* begin *
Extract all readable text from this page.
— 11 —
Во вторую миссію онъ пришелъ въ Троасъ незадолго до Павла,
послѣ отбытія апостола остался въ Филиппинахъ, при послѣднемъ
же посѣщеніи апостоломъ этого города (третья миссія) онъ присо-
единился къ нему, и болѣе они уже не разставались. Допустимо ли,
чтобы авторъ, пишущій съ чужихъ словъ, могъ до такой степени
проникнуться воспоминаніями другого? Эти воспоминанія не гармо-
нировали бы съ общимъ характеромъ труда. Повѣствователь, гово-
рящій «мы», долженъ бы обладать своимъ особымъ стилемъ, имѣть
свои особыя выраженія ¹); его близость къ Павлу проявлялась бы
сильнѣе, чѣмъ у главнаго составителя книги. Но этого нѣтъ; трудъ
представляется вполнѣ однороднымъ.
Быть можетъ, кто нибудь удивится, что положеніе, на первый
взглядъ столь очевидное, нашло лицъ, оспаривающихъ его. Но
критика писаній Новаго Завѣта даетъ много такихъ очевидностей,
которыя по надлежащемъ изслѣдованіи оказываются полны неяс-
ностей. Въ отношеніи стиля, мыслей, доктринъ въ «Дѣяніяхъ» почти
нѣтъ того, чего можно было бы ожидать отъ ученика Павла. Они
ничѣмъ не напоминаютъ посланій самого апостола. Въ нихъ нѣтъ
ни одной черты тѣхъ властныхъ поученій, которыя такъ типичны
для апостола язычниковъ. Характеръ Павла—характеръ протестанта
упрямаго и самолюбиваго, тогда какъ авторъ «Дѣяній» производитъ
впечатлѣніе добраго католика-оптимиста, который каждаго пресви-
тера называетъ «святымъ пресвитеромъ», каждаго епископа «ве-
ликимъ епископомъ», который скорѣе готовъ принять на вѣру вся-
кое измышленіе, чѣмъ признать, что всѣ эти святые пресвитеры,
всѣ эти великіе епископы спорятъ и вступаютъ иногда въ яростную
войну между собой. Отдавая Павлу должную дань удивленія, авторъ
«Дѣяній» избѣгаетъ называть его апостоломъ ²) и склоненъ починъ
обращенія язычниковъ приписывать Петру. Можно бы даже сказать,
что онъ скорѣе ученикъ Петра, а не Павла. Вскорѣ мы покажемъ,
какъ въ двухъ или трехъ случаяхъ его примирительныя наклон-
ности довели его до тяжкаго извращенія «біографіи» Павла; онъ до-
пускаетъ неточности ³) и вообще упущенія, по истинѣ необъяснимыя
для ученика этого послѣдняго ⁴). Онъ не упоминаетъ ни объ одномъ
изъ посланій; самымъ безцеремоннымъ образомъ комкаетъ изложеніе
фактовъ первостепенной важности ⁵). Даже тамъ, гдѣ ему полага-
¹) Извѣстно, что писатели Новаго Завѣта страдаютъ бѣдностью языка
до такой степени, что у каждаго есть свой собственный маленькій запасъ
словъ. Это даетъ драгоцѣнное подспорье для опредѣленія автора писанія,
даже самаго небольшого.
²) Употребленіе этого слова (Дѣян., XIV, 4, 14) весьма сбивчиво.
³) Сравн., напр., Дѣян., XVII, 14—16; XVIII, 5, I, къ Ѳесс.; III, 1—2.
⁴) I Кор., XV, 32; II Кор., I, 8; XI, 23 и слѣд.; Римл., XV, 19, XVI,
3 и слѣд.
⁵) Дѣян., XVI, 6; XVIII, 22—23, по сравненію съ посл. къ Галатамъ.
* end *
**The task:**
Select every line where the word "язычниковъ" occurs.

**Written reply:**
для апостола язычниковъ. Характеръ Павла—характеръ протестанта
обращенія язычниковъ приписывать Петру. Можно бы даже сказать,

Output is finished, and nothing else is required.